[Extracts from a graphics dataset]
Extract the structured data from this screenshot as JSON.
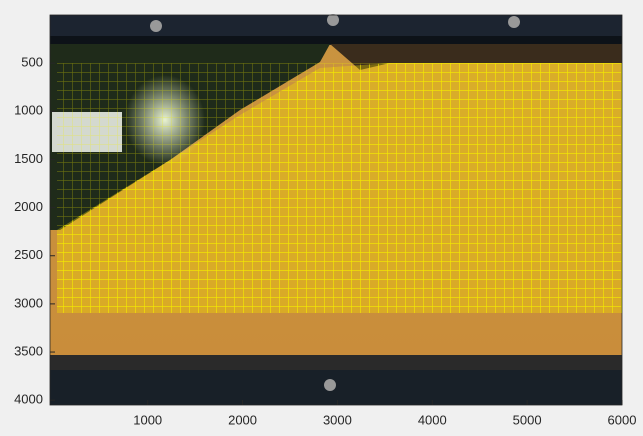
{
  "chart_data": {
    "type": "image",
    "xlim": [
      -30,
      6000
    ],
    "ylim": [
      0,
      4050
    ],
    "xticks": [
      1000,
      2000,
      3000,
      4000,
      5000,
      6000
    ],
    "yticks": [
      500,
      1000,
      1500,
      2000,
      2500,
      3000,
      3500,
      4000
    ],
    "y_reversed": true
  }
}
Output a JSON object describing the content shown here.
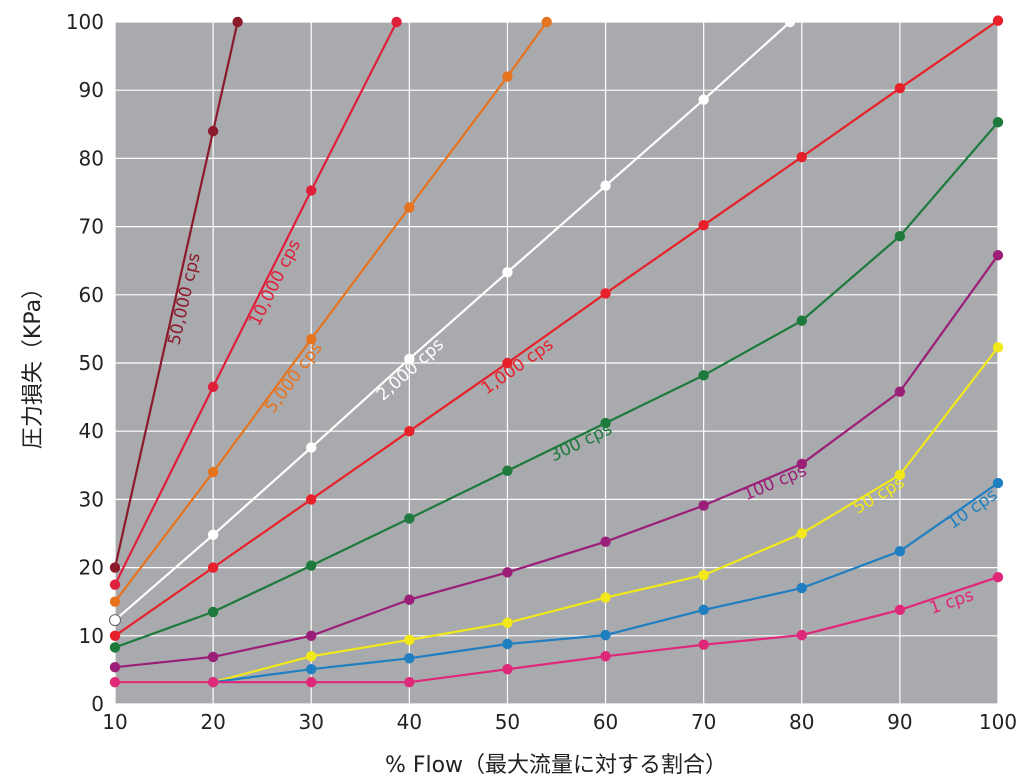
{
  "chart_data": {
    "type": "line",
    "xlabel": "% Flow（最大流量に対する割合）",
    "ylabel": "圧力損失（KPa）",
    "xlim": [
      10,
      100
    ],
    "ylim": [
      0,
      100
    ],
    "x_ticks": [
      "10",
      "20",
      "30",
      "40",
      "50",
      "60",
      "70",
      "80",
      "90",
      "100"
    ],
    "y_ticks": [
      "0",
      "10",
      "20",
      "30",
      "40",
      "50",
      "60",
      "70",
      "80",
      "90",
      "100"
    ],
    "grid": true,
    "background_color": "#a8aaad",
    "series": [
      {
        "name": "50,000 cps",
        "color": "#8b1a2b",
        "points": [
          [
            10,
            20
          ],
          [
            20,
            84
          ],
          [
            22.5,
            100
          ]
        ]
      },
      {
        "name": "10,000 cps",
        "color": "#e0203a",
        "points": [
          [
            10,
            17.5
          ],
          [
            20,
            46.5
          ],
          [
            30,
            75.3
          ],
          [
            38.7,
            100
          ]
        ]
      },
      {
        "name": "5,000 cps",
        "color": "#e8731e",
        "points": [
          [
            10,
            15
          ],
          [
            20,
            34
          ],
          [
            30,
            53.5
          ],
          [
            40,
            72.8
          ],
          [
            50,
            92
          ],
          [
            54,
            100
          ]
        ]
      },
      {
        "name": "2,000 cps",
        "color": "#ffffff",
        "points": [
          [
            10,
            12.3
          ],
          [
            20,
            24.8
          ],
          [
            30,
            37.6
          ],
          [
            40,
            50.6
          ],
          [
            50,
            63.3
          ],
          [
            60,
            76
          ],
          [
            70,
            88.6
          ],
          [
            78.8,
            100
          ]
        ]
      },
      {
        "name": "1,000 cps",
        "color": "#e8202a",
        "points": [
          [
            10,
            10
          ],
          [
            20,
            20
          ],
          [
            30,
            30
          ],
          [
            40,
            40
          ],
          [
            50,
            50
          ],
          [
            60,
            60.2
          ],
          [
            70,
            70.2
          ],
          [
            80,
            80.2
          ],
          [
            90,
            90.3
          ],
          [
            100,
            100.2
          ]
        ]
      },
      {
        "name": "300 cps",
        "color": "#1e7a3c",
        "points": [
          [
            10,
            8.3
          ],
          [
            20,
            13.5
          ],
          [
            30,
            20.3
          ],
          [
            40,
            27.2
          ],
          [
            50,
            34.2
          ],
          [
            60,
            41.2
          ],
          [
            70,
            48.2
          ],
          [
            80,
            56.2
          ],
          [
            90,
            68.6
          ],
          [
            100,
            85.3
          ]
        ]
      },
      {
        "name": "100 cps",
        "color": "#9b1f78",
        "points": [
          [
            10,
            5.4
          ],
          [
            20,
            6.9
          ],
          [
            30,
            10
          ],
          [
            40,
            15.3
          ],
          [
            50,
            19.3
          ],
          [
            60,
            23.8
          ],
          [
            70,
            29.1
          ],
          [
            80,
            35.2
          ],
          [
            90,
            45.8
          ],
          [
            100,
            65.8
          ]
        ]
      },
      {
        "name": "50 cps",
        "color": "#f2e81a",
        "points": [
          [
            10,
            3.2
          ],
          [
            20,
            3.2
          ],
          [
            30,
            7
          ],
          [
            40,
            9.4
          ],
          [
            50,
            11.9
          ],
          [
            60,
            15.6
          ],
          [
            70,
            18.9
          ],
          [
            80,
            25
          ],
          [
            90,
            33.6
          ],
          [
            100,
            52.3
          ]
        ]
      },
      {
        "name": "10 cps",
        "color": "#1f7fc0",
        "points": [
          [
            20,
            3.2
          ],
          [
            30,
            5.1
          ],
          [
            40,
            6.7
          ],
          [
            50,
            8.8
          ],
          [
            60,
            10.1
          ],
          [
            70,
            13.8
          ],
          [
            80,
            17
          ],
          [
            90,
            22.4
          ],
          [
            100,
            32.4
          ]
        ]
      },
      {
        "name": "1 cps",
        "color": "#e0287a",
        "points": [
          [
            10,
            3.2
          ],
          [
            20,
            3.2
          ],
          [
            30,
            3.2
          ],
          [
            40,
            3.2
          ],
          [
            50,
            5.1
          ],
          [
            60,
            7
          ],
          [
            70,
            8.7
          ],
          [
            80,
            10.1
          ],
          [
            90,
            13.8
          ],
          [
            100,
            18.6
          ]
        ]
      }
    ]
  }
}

_Goal:_
In how many lines of the data does the string "JSON" appear? Give only the number.

_Response to the exercise:_
2